■ Exercise requirements: Where a line holds "zero", copy it.

##### Material for the task #####

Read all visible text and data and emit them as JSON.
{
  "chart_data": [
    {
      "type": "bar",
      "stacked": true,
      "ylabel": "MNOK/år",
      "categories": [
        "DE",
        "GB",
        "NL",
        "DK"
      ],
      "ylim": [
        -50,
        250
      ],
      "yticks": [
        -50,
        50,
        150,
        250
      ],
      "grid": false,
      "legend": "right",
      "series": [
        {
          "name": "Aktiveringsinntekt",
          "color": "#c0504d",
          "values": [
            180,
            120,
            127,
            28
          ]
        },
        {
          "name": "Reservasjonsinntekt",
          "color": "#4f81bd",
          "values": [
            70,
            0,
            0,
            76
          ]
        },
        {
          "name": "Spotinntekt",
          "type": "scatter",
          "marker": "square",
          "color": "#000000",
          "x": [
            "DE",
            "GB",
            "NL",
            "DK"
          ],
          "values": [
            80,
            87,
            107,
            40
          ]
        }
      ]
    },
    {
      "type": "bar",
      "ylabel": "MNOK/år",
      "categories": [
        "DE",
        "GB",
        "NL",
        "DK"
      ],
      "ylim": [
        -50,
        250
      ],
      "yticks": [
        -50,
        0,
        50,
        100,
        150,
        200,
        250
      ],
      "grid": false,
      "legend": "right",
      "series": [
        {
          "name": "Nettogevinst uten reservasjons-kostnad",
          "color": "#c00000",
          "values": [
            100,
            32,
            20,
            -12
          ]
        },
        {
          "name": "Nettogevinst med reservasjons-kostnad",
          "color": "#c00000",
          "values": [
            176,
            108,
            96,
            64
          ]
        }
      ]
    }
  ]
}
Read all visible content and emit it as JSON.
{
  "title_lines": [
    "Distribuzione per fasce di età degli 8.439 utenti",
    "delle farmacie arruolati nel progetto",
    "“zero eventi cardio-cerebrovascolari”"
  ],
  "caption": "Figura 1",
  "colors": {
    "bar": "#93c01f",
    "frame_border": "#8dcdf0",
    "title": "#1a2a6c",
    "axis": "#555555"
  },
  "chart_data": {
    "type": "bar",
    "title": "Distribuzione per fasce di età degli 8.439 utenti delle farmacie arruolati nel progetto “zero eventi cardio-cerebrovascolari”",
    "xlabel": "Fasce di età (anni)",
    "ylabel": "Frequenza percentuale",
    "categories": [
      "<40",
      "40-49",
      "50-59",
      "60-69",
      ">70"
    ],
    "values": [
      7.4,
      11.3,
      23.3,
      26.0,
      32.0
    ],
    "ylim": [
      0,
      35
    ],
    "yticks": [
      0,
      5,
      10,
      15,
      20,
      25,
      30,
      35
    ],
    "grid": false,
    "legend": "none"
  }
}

#####

■ Result for this exercise:
    "“zero eventi cardio-cerebrovascolari”"
    "title": "Distribuzione per fasce di età degli 8.439 utenti delle farmacie arruolati nel progetto “zero eventi cardio-cerebrovascolari”",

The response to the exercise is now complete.